### GOAL
Find each line containing the word "more" and report how many there are. Add nothing else.

### RECORDS FOR THIS EXERCISE
----------------------------------------

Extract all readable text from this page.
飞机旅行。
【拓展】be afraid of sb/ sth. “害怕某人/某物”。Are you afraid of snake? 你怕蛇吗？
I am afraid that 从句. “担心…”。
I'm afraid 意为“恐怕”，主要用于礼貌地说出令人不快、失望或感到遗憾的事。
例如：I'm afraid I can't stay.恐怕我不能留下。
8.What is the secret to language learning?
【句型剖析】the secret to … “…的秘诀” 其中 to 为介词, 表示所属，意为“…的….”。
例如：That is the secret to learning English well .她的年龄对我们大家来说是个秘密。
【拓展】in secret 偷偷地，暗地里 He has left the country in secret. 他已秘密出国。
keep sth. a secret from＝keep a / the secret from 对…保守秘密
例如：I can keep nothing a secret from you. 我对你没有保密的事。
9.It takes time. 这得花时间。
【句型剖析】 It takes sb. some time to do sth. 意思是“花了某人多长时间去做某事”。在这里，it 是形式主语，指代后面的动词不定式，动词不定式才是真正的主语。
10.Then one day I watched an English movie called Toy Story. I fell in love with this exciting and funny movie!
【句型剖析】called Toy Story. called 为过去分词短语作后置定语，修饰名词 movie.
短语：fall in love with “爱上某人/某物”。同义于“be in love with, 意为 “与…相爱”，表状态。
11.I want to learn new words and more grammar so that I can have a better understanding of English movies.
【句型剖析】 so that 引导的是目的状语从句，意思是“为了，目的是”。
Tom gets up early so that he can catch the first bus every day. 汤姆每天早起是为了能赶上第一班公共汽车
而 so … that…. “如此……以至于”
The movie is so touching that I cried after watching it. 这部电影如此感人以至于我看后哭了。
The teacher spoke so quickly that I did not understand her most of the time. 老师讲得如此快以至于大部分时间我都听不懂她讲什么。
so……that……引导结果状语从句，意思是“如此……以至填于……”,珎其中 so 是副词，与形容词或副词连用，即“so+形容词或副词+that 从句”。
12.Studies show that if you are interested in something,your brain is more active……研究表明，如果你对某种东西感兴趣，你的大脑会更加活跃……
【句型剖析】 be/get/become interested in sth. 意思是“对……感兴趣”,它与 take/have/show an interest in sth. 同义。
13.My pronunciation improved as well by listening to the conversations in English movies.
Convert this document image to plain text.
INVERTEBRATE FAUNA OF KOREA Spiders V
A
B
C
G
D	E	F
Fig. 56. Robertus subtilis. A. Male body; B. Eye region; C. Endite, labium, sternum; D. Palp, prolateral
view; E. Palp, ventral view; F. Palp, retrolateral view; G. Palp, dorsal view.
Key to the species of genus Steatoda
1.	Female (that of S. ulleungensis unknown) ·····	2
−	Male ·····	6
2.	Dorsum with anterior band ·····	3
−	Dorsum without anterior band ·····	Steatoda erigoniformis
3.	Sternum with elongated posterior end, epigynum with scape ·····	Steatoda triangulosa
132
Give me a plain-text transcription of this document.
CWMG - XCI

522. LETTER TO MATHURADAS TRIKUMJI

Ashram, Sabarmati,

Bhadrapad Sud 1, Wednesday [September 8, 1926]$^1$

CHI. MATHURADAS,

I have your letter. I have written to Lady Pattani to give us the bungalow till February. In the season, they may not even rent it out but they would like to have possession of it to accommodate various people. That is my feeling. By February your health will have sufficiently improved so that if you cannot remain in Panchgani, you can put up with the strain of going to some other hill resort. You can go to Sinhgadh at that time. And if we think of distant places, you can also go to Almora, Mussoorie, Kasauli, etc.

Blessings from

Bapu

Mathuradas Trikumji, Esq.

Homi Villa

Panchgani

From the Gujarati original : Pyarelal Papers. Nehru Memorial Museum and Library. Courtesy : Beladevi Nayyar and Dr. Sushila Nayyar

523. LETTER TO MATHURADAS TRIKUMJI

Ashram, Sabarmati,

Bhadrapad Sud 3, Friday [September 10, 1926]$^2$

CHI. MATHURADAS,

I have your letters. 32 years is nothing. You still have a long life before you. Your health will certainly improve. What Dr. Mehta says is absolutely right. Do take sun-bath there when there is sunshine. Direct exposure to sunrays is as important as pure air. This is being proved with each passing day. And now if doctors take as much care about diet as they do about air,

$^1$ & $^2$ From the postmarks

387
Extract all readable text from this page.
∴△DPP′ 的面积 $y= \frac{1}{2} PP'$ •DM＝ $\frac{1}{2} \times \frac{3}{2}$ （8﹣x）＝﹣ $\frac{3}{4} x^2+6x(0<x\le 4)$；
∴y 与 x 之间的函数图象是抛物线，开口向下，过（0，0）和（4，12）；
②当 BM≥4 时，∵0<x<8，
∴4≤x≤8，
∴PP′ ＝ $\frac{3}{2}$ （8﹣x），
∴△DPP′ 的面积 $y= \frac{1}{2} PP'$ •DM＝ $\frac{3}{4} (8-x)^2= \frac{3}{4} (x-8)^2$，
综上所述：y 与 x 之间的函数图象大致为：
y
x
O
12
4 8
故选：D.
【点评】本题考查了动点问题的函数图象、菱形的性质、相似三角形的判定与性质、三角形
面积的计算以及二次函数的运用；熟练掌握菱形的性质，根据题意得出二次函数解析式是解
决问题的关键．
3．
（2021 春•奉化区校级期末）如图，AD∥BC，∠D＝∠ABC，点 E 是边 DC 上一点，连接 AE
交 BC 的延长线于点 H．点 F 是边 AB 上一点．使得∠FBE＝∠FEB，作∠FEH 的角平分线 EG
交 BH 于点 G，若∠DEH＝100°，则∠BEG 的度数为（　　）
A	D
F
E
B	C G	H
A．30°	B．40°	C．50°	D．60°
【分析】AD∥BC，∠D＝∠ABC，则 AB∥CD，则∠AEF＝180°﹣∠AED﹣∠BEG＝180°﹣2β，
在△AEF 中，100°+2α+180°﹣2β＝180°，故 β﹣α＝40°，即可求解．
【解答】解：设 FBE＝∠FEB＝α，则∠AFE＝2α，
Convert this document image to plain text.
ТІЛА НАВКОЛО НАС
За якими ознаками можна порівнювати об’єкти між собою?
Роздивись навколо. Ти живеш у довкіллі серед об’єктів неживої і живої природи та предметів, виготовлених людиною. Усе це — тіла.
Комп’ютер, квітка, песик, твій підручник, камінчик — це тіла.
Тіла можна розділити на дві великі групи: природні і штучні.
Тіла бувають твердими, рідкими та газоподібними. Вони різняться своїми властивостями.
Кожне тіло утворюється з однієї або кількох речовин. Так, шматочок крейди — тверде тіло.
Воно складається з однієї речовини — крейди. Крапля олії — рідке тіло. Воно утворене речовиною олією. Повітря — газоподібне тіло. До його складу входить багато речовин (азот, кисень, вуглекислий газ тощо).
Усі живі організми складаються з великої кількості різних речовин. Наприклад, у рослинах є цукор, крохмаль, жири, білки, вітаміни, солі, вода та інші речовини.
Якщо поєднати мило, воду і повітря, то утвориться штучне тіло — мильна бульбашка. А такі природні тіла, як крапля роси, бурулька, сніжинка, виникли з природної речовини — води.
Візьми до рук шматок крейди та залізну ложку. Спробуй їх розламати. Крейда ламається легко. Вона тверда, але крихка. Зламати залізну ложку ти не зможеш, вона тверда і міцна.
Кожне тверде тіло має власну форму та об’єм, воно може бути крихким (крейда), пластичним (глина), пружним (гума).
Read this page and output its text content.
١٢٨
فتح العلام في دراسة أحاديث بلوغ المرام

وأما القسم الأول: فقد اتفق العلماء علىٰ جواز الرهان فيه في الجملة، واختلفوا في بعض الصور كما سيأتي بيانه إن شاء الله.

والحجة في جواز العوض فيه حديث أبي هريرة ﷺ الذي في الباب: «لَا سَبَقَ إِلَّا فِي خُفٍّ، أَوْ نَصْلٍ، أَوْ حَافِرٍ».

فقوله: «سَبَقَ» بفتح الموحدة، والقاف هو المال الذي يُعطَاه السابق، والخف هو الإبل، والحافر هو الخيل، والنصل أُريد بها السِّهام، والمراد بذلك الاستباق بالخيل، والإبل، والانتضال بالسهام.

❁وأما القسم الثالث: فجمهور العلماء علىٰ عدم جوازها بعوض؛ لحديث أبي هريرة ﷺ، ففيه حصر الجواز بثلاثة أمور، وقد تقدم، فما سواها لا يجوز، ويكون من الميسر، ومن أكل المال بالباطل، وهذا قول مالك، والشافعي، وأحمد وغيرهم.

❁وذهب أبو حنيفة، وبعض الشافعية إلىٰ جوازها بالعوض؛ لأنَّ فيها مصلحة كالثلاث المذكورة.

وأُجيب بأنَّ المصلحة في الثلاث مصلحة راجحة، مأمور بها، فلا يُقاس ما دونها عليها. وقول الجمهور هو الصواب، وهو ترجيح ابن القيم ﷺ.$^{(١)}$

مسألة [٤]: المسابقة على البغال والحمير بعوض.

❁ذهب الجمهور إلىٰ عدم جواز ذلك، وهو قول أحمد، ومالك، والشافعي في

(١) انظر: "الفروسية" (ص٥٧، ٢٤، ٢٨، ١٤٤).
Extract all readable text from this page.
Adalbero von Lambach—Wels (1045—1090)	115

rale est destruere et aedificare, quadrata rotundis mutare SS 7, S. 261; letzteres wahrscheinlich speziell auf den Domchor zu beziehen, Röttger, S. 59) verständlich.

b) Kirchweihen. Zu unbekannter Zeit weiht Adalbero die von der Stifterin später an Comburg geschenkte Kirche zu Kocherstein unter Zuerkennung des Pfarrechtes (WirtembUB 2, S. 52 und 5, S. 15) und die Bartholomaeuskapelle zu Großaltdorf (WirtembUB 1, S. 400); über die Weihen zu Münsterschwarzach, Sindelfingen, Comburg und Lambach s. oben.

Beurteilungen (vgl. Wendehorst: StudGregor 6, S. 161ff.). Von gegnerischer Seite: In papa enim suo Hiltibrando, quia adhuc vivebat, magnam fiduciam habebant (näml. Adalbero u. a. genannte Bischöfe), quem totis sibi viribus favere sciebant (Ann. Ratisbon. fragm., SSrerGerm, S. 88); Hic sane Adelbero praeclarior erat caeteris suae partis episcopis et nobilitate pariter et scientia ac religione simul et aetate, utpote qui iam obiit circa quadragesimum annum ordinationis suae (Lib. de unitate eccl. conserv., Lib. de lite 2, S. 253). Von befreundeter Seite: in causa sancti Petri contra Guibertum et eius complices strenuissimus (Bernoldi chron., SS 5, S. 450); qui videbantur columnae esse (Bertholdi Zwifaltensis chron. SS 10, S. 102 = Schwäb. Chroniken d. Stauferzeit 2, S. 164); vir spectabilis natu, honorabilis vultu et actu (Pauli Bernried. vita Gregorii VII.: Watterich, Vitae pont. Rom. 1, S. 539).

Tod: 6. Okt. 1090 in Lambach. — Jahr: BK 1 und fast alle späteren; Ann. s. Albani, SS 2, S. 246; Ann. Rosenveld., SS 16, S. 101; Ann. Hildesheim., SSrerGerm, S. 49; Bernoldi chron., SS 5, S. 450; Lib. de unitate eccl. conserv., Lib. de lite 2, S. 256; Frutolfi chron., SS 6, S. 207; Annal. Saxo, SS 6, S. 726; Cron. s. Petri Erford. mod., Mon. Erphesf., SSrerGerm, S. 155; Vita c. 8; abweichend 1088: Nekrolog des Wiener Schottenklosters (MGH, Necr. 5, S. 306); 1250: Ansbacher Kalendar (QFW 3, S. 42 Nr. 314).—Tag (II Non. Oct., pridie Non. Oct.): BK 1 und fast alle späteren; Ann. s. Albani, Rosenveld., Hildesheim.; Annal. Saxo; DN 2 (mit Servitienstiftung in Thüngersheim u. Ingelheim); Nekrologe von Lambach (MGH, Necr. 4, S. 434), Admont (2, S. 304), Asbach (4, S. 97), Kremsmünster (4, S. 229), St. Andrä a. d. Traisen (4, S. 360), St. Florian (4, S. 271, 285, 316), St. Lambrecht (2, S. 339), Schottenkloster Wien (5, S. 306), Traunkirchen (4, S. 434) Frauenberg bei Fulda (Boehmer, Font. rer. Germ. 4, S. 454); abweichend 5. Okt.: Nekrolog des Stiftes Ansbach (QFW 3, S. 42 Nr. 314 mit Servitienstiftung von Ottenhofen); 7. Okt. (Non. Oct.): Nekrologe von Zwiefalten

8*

----------------------------------------

### SOLUTION FOR THIS TASK
2